[Rows from a figure dataset]
((
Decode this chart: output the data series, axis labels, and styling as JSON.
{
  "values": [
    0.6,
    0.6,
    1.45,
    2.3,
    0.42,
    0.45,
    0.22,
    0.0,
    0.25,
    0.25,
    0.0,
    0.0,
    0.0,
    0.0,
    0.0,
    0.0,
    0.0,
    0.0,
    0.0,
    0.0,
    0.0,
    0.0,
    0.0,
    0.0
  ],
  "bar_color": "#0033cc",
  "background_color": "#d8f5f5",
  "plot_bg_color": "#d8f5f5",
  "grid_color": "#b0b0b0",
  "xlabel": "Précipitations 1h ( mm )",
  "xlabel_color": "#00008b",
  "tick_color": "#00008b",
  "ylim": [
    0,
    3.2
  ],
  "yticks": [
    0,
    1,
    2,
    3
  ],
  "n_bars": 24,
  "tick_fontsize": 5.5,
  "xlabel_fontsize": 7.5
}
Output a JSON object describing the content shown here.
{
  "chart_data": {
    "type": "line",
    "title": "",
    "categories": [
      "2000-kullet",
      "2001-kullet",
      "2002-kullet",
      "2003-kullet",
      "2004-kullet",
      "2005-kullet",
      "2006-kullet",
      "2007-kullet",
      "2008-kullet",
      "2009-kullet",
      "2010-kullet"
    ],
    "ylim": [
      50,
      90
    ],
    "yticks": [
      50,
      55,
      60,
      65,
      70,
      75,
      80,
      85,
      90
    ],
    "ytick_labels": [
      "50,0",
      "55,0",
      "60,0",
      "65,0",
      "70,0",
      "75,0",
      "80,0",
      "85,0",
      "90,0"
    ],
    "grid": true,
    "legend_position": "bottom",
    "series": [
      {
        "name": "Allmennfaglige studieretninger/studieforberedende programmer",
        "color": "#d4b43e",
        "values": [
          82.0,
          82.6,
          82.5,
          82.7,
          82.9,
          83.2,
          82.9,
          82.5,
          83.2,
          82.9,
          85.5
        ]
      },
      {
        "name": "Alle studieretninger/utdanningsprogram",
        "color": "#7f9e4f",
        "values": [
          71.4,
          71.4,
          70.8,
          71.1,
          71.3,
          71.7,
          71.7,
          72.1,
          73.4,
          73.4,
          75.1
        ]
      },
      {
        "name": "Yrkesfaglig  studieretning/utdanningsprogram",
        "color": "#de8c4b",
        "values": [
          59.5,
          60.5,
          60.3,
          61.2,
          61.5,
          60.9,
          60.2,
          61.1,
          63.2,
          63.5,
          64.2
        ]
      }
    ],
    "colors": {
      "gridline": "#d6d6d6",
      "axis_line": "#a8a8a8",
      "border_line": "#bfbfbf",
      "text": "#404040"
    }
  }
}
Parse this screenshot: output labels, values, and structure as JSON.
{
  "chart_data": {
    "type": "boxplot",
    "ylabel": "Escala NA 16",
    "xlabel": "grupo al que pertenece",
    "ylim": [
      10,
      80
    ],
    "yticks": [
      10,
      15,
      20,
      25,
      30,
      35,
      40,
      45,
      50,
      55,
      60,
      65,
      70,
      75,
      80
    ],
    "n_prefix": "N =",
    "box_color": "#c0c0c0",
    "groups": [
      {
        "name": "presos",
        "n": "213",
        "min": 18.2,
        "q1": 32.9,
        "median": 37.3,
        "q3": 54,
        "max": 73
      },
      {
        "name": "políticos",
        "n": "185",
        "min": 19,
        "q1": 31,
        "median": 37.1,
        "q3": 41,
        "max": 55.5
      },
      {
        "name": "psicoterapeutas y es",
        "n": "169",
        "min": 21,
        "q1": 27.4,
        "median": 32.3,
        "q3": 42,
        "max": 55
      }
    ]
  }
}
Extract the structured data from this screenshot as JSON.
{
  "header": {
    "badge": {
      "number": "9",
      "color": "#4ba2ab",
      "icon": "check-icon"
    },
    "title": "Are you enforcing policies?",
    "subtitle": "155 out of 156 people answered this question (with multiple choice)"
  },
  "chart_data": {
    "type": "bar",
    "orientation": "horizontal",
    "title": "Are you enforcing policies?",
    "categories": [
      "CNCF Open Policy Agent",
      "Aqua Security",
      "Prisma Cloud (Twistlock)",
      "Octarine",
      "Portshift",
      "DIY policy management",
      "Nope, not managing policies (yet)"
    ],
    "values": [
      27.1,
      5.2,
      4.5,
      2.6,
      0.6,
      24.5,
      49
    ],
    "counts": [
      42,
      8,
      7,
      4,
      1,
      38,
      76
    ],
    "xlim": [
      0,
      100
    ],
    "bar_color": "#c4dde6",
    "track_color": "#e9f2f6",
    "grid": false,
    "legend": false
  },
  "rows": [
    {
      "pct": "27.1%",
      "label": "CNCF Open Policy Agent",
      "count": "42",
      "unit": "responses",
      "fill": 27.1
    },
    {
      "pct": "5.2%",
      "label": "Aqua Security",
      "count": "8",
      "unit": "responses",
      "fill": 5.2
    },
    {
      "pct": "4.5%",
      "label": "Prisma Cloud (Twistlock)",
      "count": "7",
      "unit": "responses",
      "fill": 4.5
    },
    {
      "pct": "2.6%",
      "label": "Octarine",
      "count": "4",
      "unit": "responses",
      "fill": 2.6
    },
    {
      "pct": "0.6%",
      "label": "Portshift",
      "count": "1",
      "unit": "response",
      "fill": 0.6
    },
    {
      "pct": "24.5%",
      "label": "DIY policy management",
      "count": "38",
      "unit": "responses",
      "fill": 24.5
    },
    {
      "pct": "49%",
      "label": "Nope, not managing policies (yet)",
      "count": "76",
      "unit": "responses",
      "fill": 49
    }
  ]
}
))
GOAL:
Wherever the word "JSON" occurs in a line of the listing, copy that line.

RESPONSE:
Decode this chart: output the data series, axis labels, and styling as JSON.
Output a JSON object describing the content shown here.
Parse this screenshot: output labels, values, and structure as JSON.
Extract the structured data from this screenshot as JSON.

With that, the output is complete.